Dataset items
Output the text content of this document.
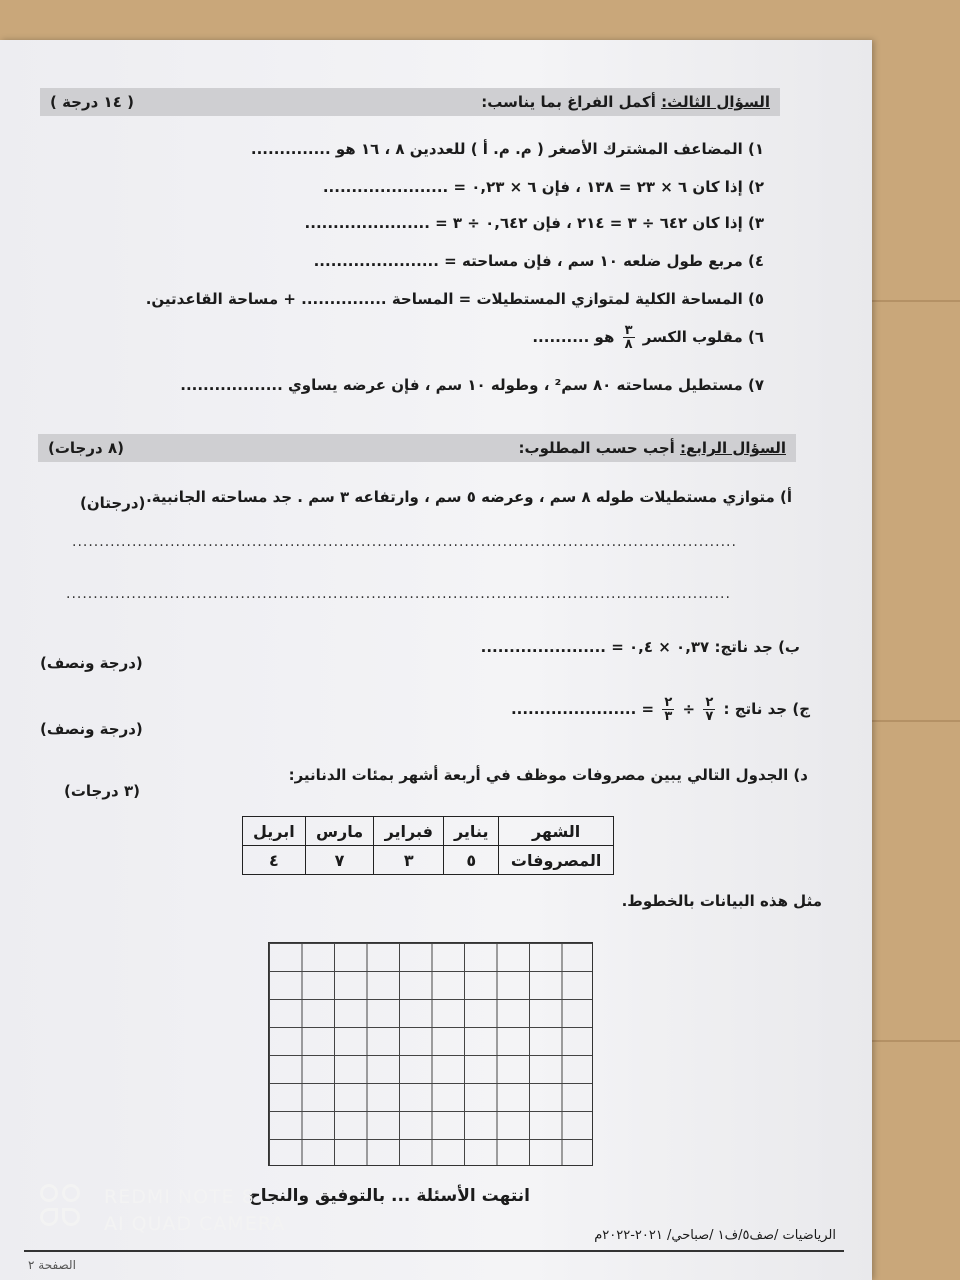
السؤال الثالث: أكمل الفراغ بما يناسب:
( ١٤ درجة )
١) المضاعف المشترك الأصغر ( م. م. أ ) للعددين ٨ ، ١٦ هو ..............
٢) إذا كان ٦ × ٢٣ = ١٣٨ ، فإن ٦ × ٠,٢٣ = ......................
٣) إذا كان ٦٤٢ ÷ ٣ = ٢١٤ ، فإن ٠,٦٤٢ ÷ ٣ = ......................
٤) مربع طول ضلعه ١٠ سم ، فإن مساحته = ......................
٥) المساحة الكلية لمتوازي المستطيلات = المساحة ............... + مساحة القاعدتين.
٦) مقلوب الكسر
$\frac{٣}{٨}$
هو ..........
٧) مستطيل مساحته ٨٠ سم² ، وطوله ١٠ سم ، فإن عرضه يساوي ..................
السؤال الرابع: أجب حسب المطلوب:
(٨ درجات)
أ) متوازي مستطيلات طوله ٨ سم ، وعرضه ٥ سم ، وارتفاعه ٣ سم . جد مساحته الجانبية.
(درجتان)
..........................................................................................................................
..........................................................................................................................
ب) جد ناتج: ٠,٣٧ × ٠,٤ = ......................
(درجة ونصف)
ج) جد ناتج :
$\frac{٢}{٧}$
÷
$\frac{٢}{٣}$
= ......................
(درجة ونصف)
د) الجدول التالي يبين مصروفات موظف في أربعة أشهر بمئات الدنانير:
(٣ درجات)
الشهر	يناير	فبراير	مارس	ابريل
المصروفات	٥	٣	٧	٤
مثل هذه البيانات بالخطوط.
انتهت الأسئلة ... بالتوفيق والنجاح
الرياضيات /صف٥/ف١ /صباحي/ ٢٠٢١-٢٠٢٢م
الصفحة ٢
REDMI NOTE 8
AI QUAD CAMERA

> **TASK OBJECTIVE**
Report only the number of lines in the data above that contain "مساحته".

> **EXERCISE ANSWER**
3